» Exercise task: Print the complete set of entries exactly.

» Data entries:
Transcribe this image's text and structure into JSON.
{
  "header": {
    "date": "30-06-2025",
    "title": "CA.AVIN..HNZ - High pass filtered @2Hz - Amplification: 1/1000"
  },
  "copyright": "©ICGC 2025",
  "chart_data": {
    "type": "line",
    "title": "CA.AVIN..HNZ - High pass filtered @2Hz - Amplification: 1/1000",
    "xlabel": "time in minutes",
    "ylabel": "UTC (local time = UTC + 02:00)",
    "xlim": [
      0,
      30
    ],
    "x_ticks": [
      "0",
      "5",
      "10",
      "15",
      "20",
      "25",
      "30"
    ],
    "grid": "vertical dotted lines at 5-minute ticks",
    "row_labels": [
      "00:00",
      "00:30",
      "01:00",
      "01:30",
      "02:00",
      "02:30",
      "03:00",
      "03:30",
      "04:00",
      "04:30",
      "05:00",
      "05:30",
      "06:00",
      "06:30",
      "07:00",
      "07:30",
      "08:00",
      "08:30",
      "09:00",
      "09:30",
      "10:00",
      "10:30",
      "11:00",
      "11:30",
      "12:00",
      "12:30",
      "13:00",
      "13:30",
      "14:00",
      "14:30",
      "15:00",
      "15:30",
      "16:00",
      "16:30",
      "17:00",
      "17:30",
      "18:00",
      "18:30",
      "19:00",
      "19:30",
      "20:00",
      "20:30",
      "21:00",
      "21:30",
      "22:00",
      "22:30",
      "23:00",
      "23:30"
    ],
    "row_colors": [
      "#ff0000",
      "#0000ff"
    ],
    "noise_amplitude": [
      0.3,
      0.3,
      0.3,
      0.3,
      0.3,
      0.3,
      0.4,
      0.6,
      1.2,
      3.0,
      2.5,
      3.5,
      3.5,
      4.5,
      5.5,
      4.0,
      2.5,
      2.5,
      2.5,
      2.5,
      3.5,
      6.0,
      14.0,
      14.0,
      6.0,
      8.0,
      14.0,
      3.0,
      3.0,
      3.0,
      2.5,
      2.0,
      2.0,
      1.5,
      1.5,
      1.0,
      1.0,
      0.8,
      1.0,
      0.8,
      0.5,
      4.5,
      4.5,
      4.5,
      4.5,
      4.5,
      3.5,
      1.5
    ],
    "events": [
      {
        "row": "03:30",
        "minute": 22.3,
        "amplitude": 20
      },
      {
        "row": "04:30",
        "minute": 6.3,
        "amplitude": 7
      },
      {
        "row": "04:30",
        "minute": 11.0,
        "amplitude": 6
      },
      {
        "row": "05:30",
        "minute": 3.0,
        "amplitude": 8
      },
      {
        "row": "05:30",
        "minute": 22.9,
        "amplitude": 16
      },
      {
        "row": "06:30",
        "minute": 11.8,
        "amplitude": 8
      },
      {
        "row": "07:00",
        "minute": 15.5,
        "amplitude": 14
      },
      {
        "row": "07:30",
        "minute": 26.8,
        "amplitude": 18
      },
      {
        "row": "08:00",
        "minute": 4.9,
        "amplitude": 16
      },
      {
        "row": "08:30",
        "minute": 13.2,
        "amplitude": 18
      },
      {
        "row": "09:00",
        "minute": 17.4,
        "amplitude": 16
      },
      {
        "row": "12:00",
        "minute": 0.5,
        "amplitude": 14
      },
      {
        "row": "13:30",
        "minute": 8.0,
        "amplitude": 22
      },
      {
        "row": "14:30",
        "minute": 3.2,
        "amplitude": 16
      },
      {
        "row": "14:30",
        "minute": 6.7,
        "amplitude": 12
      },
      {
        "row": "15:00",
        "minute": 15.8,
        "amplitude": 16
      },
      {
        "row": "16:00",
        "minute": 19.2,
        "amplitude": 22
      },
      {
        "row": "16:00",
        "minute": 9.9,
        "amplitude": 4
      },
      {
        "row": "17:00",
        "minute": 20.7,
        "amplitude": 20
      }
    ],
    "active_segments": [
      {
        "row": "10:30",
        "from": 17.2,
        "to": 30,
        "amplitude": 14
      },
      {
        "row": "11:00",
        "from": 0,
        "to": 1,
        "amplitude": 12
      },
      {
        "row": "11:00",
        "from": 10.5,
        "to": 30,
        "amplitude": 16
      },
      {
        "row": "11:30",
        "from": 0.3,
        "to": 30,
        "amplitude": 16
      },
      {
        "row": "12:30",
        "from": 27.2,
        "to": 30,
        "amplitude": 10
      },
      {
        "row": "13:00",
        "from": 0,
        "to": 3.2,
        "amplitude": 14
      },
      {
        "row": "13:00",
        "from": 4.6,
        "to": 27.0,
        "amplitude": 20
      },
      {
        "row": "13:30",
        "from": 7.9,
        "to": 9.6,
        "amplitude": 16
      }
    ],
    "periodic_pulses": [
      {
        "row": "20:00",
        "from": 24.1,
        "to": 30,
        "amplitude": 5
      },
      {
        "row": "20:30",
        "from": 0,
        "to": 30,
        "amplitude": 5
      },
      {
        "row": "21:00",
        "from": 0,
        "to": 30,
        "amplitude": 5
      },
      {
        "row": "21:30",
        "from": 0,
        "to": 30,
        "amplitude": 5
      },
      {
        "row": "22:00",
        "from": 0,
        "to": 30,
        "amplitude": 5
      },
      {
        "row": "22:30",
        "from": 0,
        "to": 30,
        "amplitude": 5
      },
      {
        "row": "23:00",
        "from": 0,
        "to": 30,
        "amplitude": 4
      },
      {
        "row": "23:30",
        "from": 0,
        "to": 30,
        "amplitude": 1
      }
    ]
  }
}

» Response to the task:
Transcribe this image's text and structure into JSON.
{
  "header": {
    "date": "30-06-2025",
    "title": "CA.AVIN..HNZ - High pass filtered @2Hz - Amplification: 1/1000"
  },
  "copyright": "©ICGC 2025",
  "chart_data": {
    "type": "line",
    "title": "CA.AVIN..HNZ - High pass filtered @2Hz - Amplification: 1/1000",
    "xlabel": "time in minutes",
    "ylabel": "UTC (local time = UTC + 02:00)",
    "xlim": [
      0,
      30
    ],
    "x_ticks": [
      "0",
      "5",
      "10",
      "15",
      "20",
      "25",
      "30"
    ],
    "grid": "vertical dotted lines at 5-minute ticks",
    "row_labels": [
      "00:00",
      "00:30",
      "01:00",
      "01:30",
      "02:00",
      "02:30",
      "03:00",
      "03:30",
      "04:00",
      "04:30",
      "05:00",
      "05:30",
      "06:00",
      "06:30",
      "07:00",
      "07:30",
      "08:00",
      "08:30",
      "09:00",
      "09:30",
      "10:00",
      "10:30",
      "11:00",
      "11:30",
      "12:00",
      "12:30",
      "13:00",
      "13:30",
      "14:00",
      "14:30",
      "15:00",
      "15:30",
      "16:00",
      "16:30",
      "17:00",
      "17:30",
      "18:00",
      "18:30",
      "19:00",
      "19:30",
      "20:00",
      "20:30",
      "21:00",
      "21:30",
      "22:00",
      "22:30",
      "23:00",
      "23:30"
    ],
    "row_colors": [
      "#ff0000",
      "#0000ff"
    ],
    "noise_amplitude": [
      0.3,
      0.3,
      0.3,
      0.3,
      0.3,
      0.3,
      0.4,
      0.6,
      1.2,
      3.0,
      2.5,
      3.5,
      3.5,
      4.5,
      5.5,
      4.0,
      2.5,
      2.5,
      2.5,
      2.5,
      3.5,
      6.0,
      14.0,
      14.0,
      6.0,
      8.0,
      14.0,
      3.0,
      3.0,
      3.0,
      2.5,
      2.0,
      2.0,
      1.5,
      1.5,
      1.0,
      1.0,
      0.8,
      1.0,
      0.8,
      0.5,
      4.5,
      4.5,
      4.5,
      4.5,
      4.5,
      3.5,
      1.5
    ],
    "events": [
      {
        "row": "03:30",
        "minute": 22.3,
        "amplitude": 20
      },
      {
        "row": "04:30",
        "minute": 6.3,
        "amplitude": 7
      },
      {
        "row": "04:30",
        "minute": 11.0,
        "amplitude": 6
      },
      {
        "row": "05:30",
        "minute": 3.0,
        "amplitude": 8
      },
      {
        "row": "05:30",
        "minute": 22.9,
        "amplitude": 16
      },
      {
        "row": "06:30",
        "minute": 11.8,
        "amplitude": 8
      },
      {
        "row": "07:00",
        "minute": 15.5,
        "amplitude": 14
      },
      {
        "row": "07:30",
        "minute": 26.8,
        "amplitude": 18
      },
      {
        "row": "08:00",
        "minute": 4.9,
        "amplitude": 16
      },
      {
        "row": "08:30",
        "minute": 13.2,
        "amplitude": 18
      },
      {
        "row": "09:00",
        "minute": 17.4,
        "amplitude": 16
      },
      {
        "row": "12:00",
        "minute": 0.5,
        "amplitude": 14
      },
      {
        "row": "13:30",
        "minute": 8.0,
        "amplitude": 22
      },
      {
        "row": "14:30",
        "minute": 3.2,
        "amplitude": 16
      },
      {
        "row": "14:30",
        "minute": 6.7,
        "amplitude": 12
      },
      {
        "row": "15:00",
        "minute": 15.8,
        "amplitude": 16
      },
      {
        "row": "16:00",
        "minute": 19.2,
        "amplitude": 22
      },
      {
        "row": "16:00",
        "minute": 9.9,
        "amplitude": 4
      },
      {
        "row": "17:00",
        "minute": 20.7,
        "amplitude": 20
      }
    ],
    "active_segments": [
      {
        "row": "10:30",
        "from": 17.2,
        "to": 30,
        "amplitude": 14
      },
      {
        "row": "11:00",
        "from": 0,
        "to": 1,
        "amplitude": 12
      },
      {
        "row": "11:00",
        "from": 10.5,
        "to": 30,
        "amplitude": 16
      },
      {
        "row": "11:30",
        "from": 0.3,
        "to": 30,
        "amplitude": 16
      },
      {
        "row": "12:30",
        "from": 27.2,
        "to": 30,
        "amplitude": 10
      },
      {
        "row": "13:00",
        "from": 0,
        "to": 3.2,
        "amplitude": 14
      },
      {
        "row": "13:00",
        "from": 4.6,
        "to": 27.0,
        "amplitude": 20
      },
      {
        "row": "13:30",
        "from": 7.9,
        "to": 9.6,
        "amplitude": 16
      }
    ],
    "periodic_pulses": [
      {
        "row": "20:00",
        "from": 24.1,
        "to": 30,
        "amplitude": 5
      },
      {
        "row": "20:30",
        "from": 0,
        "to": 30,
        "amplitude": 5
      },
      {
        "row": "21:00",
        "from": 0,
        "to": 30,
        "amplitude": 5
      },
      {
        "row": "21:30",
        "from": 0,
        "to": 30,
        "amplitude": 5
      },
      {
        "row": "22:00",
        "from": 0,
        "to": 30,
        "amplitude": 5
      },
      {
        "row": "22:30",
        "from": 0,
        "to": 30,
        "amplitude": 5
      },
      {
        "row": "23:00",
        "from": 0,
        "to": 30,
        "amplitude": 4
      },
      {
        "row": "23:30",
        "from": 0,
        "to": 30,
        "amplitude": 1
      }
    ]
  }
}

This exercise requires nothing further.